** start of PROVIDED PASSAGE **

- Born: Danieline Moore Liberia
- Occupations: Actress • Entrepreneur
- Known for: Pageance: Winner, Miss Liberia USA (2007) • Acting: Crazy in Love (2010)
- Spouse: Kamya ​(m. 2017)​

= Danieline Moore =

Liberian actress, entrepreneur

Danieline Moore Kamya is a Liberian actress and entrepreneur. In 2007, she became the Miss Liberia USA. She is equally a spokesperson for the Africa Environment Watch.

==Personal life==
She has been married to Kamya, a long-time partner of hers since 2017.

==Career==
===Beauty pageantry===
Winner of Miss Liberia USA 2007

Miss Liberia Maryland 2005

She won the pageantry the following year.

===Acting===
Moore featured in the following movies, "Crazy in Love", which also starred Nollywood actors like Jim Iyke, Altorro Black and Crystal Milian. The movie was premiered in Beltsville, Maryland, United States. The event was attended by many Nollywood stars including Ramsey Nouah.

** end of PROVIDED PASSAGE **
** start of LISTED ENTRIES **

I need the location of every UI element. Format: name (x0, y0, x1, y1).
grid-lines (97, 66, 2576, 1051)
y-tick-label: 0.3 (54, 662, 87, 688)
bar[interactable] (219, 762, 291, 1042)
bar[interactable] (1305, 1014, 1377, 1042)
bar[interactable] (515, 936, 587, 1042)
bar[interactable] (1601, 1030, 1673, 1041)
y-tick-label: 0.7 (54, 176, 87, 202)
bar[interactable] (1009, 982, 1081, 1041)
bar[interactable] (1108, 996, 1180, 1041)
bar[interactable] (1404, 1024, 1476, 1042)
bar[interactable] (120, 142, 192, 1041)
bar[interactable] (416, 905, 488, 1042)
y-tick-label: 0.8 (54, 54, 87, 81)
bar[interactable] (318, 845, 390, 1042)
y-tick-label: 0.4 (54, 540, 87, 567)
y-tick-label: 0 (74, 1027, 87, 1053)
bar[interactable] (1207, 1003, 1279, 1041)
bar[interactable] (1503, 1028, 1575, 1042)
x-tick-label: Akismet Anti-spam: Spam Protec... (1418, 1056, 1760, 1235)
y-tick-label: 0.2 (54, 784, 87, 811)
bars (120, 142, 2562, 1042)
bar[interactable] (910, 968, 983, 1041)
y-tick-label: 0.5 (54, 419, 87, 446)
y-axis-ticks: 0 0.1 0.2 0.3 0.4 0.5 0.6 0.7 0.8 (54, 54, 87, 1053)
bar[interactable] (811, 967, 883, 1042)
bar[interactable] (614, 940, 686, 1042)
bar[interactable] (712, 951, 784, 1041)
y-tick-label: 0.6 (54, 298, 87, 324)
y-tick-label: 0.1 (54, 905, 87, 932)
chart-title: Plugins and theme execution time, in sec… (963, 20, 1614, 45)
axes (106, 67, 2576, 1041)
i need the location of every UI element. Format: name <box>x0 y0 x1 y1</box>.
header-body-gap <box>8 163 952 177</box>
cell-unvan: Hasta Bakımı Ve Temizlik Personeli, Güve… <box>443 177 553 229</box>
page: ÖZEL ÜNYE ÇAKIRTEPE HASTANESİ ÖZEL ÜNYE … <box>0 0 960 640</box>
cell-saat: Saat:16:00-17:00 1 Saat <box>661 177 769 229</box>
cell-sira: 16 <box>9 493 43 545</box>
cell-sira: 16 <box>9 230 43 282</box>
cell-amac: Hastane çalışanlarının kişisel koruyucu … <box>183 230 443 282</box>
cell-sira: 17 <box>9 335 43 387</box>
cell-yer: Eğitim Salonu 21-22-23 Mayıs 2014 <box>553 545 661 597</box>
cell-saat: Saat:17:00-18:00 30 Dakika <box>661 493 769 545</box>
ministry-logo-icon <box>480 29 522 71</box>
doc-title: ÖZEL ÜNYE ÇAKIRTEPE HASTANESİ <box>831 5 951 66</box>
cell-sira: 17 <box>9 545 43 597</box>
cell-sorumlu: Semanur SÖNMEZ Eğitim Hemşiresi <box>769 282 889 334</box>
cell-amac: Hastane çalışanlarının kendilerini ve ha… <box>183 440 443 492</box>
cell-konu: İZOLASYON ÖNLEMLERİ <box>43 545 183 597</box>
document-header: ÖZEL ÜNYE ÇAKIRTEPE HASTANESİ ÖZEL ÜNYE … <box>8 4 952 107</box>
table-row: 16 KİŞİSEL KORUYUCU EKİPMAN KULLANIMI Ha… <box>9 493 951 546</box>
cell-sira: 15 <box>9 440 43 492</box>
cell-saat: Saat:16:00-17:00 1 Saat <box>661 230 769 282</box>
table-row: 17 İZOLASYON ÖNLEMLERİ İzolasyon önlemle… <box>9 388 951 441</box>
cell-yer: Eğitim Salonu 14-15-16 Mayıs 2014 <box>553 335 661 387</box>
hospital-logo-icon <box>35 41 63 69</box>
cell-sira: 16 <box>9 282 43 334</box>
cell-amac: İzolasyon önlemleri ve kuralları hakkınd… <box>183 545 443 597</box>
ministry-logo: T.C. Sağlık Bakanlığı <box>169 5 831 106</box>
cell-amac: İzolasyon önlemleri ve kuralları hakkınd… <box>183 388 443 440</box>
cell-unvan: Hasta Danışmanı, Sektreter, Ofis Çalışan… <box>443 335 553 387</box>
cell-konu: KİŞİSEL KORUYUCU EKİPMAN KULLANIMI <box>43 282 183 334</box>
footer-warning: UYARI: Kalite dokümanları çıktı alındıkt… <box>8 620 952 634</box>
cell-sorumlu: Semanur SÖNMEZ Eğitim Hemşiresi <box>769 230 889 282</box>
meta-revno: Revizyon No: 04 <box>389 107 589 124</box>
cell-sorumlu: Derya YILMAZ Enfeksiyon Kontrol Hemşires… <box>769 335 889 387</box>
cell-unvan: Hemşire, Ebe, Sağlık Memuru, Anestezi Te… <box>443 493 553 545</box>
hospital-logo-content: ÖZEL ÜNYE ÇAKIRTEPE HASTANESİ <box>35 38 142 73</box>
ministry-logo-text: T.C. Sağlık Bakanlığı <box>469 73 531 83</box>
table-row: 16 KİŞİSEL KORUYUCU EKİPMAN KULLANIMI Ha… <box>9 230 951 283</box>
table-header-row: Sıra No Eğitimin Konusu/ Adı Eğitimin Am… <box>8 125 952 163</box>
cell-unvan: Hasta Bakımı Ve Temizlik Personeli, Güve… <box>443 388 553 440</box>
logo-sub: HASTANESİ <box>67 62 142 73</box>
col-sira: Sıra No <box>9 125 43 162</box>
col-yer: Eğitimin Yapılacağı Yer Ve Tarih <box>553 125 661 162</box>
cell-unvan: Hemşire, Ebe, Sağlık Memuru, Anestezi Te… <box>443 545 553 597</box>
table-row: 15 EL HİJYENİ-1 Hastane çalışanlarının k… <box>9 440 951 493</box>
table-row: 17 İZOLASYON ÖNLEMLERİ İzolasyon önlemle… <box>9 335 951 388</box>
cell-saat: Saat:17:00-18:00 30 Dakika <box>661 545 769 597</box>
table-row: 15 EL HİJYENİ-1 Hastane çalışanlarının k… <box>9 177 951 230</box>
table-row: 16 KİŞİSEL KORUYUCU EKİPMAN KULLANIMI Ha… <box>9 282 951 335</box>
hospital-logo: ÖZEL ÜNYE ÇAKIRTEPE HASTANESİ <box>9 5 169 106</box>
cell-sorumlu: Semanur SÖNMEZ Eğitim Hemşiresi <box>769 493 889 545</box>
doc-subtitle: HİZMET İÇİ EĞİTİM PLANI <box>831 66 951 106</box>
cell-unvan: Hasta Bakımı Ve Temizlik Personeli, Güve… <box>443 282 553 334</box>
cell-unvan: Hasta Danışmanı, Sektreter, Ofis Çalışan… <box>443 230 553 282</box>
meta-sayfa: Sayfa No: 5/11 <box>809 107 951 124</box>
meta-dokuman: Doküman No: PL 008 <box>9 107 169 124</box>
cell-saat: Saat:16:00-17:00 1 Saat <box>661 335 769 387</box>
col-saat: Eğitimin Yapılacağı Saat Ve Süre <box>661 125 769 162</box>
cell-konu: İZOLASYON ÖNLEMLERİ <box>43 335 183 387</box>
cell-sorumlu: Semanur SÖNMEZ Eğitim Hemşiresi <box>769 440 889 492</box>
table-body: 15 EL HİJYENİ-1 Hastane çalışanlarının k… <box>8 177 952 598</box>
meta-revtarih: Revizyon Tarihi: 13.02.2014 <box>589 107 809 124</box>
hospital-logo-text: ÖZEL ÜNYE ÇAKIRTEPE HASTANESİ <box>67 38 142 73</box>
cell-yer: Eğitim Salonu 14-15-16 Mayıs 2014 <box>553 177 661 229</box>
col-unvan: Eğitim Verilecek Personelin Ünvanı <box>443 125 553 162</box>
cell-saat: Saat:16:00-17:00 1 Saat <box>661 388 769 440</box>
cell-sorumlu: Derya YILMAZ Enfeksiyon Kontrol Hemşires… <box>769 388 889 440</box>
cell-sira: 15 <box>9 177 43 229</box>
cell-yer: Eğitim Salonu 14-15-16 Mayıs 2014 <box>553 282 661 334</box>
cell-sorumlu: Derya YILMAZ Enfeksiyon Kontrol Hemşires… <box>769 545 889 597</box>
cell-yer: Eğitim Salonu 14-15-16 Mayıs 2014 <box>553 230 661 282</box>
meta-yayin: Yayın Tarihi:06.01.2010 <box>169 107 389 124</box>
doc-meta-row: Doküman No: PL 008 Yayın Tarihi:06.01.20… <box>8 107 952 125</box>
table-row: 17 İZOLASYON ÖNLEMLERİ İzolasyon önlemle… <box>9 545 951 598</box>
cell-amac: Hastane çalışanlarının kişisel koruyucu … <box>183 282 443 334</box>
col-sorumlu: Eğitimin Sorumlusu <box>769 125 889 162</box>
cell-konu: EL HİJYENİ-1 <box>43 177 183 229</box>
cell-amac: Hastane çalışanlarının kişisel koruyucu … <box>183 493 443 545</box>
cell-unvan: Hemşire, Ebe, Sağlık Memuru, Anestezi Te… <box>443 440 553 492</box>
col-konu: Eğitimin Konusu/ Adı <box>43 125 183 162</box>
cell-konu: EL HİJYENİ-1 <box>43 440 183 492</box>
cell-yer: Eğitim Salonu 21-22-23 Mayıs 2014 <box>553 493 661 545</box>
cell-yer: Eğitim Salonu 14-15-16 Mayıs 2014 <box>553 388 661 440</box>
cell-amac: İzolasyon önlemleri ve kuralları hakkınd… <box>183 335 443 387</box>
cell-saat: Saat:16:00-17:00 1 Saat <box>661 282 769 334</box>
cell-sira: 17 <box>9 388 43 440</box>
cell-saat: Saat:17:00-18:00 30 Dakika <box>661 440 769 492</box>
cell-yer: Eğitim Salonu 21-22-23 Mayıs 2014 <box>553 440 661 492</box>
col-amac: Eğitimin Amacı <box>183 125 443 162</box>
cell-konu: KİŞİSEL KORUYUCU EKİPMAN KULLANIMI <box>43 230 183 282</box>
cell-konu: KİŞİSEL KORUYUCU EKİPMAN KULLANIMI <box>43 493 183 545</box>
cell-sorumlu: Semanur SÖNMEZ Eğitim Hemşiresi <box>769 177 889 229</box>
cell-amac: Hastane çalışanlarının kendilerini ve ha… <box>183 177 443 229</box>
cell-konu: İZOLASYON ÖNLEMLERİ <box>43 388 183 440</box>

** end of LISTED ENTRIES **

REQUIREMENT A: Name every person the Acting section of the Danieline Moore biography describes as a Nollywood actor or star.
REQUIREMENT B: Return the lines of the records exactly as they stand, beginning at the first line of the records and running through the line with "bar[interactable] (1601, 1030, 1673, 1041)".

RIGHT ANSWER A: Jim Iyke, Altorro Black, Crystal Milian, Ramsey Nouah

RIGHT ANSWER B:
I need the location of every UI element. Format: name (x0, y0, x1, y1).
grid-lines (97, 66, 2576, 1051)
y-tick-label: 0.3 (54, 662, 87, 688)
bar[interactable] (219, 762, 291, 1042)
bar[interactable] (1305, 1014, 1377, 1042)
bar[interactable] (515, 936, 587, 1042)
bar[interactable] (1601, 1030, 1673, 1041)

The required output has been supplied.